#### Data lines ####

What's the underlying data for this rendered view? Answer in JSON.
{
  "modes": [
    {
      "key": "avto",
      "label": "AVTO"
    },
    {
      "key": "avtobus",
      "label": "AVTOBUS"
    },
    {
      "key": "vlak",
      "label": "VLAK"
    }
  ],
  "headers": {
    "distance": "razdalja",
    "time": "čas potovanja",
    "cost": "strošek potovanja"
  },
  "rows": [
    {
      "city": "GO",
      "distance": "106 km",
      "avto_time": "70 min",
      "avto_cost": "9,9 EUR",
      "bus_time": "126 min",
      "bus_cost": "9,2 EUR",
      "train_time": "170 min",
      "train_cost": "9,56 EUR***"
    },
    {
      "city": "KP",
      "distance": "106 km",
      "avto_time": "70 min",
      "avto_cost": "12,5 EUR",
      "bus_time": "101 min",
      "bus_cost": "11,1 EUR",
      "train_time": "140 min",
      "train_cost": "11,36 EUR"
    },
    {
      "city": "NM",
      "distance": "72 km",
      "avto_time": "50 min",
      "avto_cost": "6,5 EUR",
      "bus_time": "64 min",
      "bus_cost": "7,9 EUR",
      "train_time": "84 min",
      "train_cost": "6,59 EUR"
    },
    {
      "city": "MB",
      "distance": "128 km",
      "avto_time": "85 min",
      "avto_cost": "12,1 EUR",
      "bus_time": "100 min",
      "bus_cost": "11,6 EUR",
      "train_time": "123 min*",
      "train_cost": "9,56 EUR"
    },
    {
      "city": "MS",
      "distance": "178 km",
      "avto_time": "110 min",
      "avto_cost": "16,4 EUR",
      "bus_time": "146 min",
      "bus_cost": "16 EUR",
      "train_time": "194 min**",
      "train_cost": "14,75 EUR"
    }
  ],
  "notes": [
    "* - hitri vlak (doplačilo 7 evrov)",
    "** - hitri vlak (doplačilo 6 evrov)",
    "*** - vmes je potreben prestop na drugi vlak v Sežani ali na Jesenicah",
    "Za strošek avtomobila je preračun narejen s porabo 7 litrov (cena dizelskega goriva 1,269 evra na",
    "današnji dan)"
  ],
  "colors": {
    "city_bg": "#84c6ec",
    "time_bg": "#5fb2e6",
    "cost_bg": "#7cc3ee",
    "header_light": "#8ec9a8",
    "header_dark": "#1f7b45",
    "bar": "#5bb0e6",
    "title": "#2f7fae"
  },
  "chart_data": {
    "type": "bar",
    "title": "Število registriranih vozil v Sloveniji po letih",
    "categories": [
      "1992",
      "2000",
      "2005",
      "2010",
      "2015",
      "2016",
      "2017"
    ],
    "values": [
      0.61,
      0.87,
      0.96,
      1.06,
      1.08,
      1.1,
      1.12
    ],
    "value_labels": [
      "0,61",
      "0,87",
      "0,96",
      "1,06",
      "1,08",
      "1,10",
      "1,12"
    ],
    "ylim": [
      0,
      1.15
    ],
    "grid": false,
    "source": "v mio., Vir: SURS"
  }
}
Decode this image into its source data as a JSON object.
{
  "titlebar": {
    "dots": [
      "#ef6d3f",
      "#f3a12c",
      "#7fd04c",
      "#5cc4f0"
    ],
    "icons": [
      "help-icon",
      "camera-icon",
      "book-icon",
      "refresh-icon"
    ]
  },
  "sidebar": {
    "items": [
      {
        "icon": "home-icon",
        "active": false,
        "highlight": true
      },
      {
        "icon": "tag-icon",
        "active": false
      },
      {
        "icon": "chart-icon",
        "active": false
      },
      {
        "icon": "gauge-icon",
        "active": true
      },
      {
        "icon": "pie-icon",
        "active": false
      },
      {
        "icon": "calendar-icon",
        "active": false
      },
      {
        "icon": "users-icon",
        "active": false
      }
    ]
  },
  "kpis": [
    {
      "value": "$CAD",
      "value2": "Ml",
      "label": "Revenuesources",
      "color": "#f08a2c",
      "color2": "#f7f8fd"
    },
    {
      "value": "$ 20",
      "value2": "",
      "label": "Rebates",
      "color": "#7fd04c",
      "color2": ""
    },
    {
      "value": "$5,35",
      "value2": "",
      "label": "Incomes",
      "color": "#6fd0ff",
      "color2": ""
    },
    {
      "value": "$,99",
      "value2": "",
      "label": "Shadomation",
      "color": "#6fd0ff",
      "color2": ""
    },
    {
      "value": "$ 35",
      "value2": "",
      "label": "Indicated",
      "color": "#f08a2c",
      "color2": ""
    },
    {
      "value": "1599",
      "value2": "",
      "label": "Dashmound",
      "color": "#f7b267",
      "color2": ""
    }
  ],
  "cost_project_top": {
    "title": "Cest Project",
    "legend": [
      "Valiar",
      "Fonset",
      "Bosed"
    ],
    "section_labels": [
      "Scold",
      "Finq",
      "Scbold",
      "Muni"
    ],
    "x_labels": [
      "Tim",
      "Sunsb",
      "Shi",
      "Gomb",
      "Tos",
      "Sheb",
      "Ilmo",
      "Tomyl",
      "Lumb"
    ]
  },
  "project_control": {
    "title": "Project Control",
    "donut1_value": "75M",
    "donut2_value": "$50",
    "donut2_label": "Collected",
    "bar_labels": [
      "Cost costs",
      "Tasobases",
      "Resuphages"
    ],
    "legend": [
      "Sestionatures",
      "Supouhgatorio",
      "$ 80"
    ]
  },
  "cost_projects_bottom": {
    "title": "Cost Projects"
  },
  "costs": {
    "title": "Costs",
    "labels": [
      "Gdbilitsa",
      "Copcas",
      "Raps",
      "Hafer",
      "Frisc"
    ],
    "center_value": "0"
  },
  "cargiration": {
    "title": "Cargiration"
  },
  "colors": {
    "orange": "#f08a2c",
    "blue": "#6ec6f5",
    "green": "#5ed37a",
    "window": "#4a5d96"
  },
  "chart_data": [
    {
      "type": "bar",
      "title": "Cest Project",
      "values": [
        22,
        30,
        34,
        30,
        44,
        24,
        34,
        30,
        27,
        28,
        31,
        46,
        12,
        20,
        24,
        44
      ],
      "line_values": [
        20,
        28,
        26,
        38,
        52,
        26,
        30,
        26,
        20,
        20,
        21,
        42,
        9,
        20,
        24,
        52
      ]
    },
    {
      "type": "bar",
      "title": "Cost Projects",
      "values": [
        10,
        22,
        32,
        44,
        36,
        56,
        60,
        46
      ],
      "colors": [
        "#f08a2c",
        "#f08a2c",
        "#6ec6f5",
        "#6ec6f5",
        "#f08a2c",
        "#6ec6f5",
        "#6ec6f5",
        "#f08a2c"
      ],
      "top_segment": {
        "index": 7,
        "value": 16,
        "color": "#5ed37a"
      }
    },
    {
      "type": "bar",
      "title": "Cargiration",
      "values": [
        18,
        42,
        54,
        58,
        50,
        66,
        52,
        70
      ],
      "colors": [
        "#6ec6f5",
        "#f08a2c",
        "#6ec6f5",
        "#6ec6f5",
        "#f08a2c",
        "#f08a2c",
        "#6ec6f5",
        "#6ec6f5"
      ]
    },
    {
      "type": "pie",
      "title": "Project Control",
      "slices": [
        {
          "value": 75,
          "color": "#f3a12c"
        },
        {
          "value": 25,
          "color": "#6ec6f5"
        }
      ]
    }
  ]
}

####

Provide an exact reproduction of all the entries shown above.

◆ Result of this exercise
What's the underlying data for this rendered view? Answer in JSON.
{
  "modes": [
    {
      "key": "avto",
      "label": "AVTO"
    },
    {
      "key": "avtobus",
      "label": "AVTOBUS"
    },
    {
      "key": "vlak",
      "label": "VLAK"
    }
  ],
  "headers": {
    "distance": "razdalja",
    "time": "čas potovanja",
    "cost": "strošek potovanja"
  },
  "rows": [
    {
      "city": "GO",
      "distance": "106 km",
      "avto_time": "70 min",
      "avto_cost": "9,9 EUR",
      "bus_time": "126 min",
      "bus_cost": "9,2 EUR",
      "train_time": "170 min",
      "train_cost": "9,56 EUR***"
    },
    {
      "city": "KP",
      "distance": "106 km",
      "avto_time": "70 min",
      "avto_cost": "12,5 EUR",
      "bus_time": "101 min",
      "bus_cost": "11,1 EUR",
      "train_time": "140 min",
      "train_cost": "11,36 EUR"
    },
    {
      "city": "NM",
      "distance": "72 km",
      "avto_time": "50 min",
      "avto_cost": "6,5 EUR",
      "bus_time": "64 min",
      "bus_cost": "7,9 EUR",
      "train_time": "84 min",
      "train_cost": "6,59 EUR"
    },
    {
      "city": "MB",
      "distance": "128 km",
      "avto_time": "85 min",
      "avto_cost": "12,1 EUR",
      "bus_time": "100 min",
      "bus_cost": "11,6 EUR",
      "train_time": "123 min*",
      "train_cost": "9,56 EUR"
    },
    {
      "city": "MS",
      "distance": "178 km",
      "avto_time": "110 min",
      "avto_cost": "16,4 EUR",
      "bus_time": "146 min",
      "bus_cost": "16 EUR",
      "train_time": "194 min**",
      "train_cost": "14,75 EUR"
    }
  ],
  "notes": [
    "* - hitri vlak (doplačilo 7 evrov)",
    "** - hitri vlak (doplačilo 6 evrov)",
    "*** - vmes je potreben prestop na drugi vlak v Sežani ali na Jesenicah",
    "Za strošek avtomobila je preračun narejen s porabo 7 litrov (cena dizelskega goriva 1,269 evra na",
    "današnji dan)"
  ],
  "colors": {
    "city_bg": "#84c6ec",
    "time_bg": "#5fb2e6",
    "cost_bg": "#7cc3ee",
    "header_light": "#8ec9a8",
    "header_dark": "#1f7b45",
    "bar": "#5bb0e6",
    "title": "#2f7fae"
  },
  "chart_data": {
    "type": "bar",
    "title": "Število registriranih vozil v Sloveniji po letih",
    "categories": [
      "1992",
      "2000",
      "2005",
      "2010",
      "2015",
      "2016",
      "2017"
    ],
    "values": [
      0.61,
      0.87,
      0.96,
      1.06,
      1.08,
      1.1,
      1.12
    ],
    "value_labels": [
      "0,61",
      "0,87",
      "0,96",
      "1,06",
      "1,08",
      "1,10",
      "1,12"
    ],
    "ylim": [
      0,
      1.15
    ],
    "grid": false,
    "source": "v mio., Vir: SURS"
  }
}
Decode this image into its source data as a JSON object.
{
  "titlebar": {
    "dots": [
      "#ef6d3f",
      "#f3a12c",
      "#7fd04c",
      "#5cc4f0"
    ],
    "icons": [
      "help-icon",
      "camera-icon",
      "book-icon",
      "refresh-icon"
    ]
  },
  "sidebar": {
    "items": [
      {
        "icon": "home-icon",
        "active": false,
        "highlight": true
      },
      {
        "icon": "tag-icon",
        "active": false
      },
      {
        "icon": "chart-icon",
        "active": false
      },
      {
        "icon": "gauge-icon",
        "active": true
      },
      {
        "icon": "pie-icon",
        "active": false
      },
      {
        "icon": "calendar-icon",
        "active": false
      },
      {
        "icon": "users-icon",
        "active": false
      }
    ]
  },
  "kpis": [
    {
      "value": "$CAD",
      "value2": "Ml",
      "label": "Revenuesources",
      "color": "#f08a2c",
      "color2": "#f7f8fd"
    },
    {
      "value": "$ 20",
      "value2": "",
      "label": "Rebates",
      "color": "#7fd04c",
      "color2": ""
    },
    {
      "value": "$5,35",
      "value2": "",
      "label": "Incomes",
      "color": "#6fd0ff",
      "color2": ""
    },
    {
      "value": "$,99",
      "value2": "",
      "label": "Shadomation",
      "color": "#6fd0ff",
      "color2": ""
    },
    {
      "value": "$ 35",
      "value2": "",
      "label": "Indicated",
      "color": "#f08a2c",
      "color2": ""
    },
    {
      "value": "1599",
      "value2": "",
      "label": "Dashmound",
      "color": "#f7b267",
      "color2": ""
    }
  ],
  "cost_project_top": {
    "title": "Cest Project",
    "legend": [
      "Valiar",
      "Fonset",
      "Bosed"
    ],
    "section_labels": [
      "Scold",
      "Finq",
      "Scbold",
      "Muni"
    ],
    "x_labels": [
      "Tim",
      "Sunsb",
      "Shi",
      "Gomb",
      "Tos",
      "Sheb",
      "Ilmo",
      "Tomyl",
      "Lumb"
    ]
  },
  "project_control": {
    "title": "Project Control",
    "donut1_value": "75M",
    "donut2_value": "$50",
    "donut2_label": "Collected",
    "bar_labels": [
      "Cost costs",
      "Tasobases",
      "Resuphages"
    ],
    "legend": [
      "Sestionatures",
      "Supouhgatorio",
      "$ 80"
    ]
  },
  "cost_projects_bottom": {
    "title": "Cost Projects"
  },
  "costs": {
    "title": "Costs",
    "labels": [
      "Gdbilitsa",
      "Copcas",
      "Raps",
      "Hafer",
      "Frisc"
    ],
    "center_value": "0"
  },
  "cargiration": {
    "title": "Cargiration"
  },
  "colors": {
    "orange": "#f08a2c",
    "blue": "#6ec6f5",
    "green": "#5ed37a",
    "window": "#4a5d96"
  },
  "chart_data": [
    {
      "type": "bar",
      "title": "Cest Project",
      "values": [
        22,
        30,
        34,
        30,
        44,
        24,
        34,
        30,
        27,
        28,
        31,
        46,
        12,
        20,
        24,
        44
      ],
      "line_values": [
        20,
        28,
        26,
        38,
        52,
        26,
        30,
        26,
        20,
        20,
        21,
        42,
        9,
        20,
        24,
        52
      ]
    },
    {
      "type": "bar",
      "title": "Cost Projects",
      "values": [
        10,
        22,
        32,
        44,
        36,
        56,
        60,
        46
      ],
      "colors": [
        "#f08a2c",
        "#f08a2c",
        "#6ec6f5",
        "#6ec6f5",
        "#f08a2c",
        "#6ec6f5",
        "#6ec6f5",
        "#f08a2c"
      ],
      "top_segment": {
        "index": 7,
        "value": 16,
        "color": "#5ed37a"
      }
    },
    {
      "type": "bar",
      "title": "Cargiration",
      "values": [
        18,
        42,
        54,
        58,
        50,
        66,
        52,
        70
      ],
      "colors": [
        "#6ec6f5",
        "#f08a2c",
        "#6ec6f5",
        "#6ec6f5",
        "#f08a2c",
        "#f08a2c",
        "#6ec6f5",
        "#6ec6f5"
      ]
    },
    {
      "type": "pie",
      "title": "Project Control",
      "slices": [
        {
          "value": 75,
          "color": "#f3a12c"
        },
        {
          "value": 25,
          "color": "#6ec6f5"
        }
      ]
    }
  ]
}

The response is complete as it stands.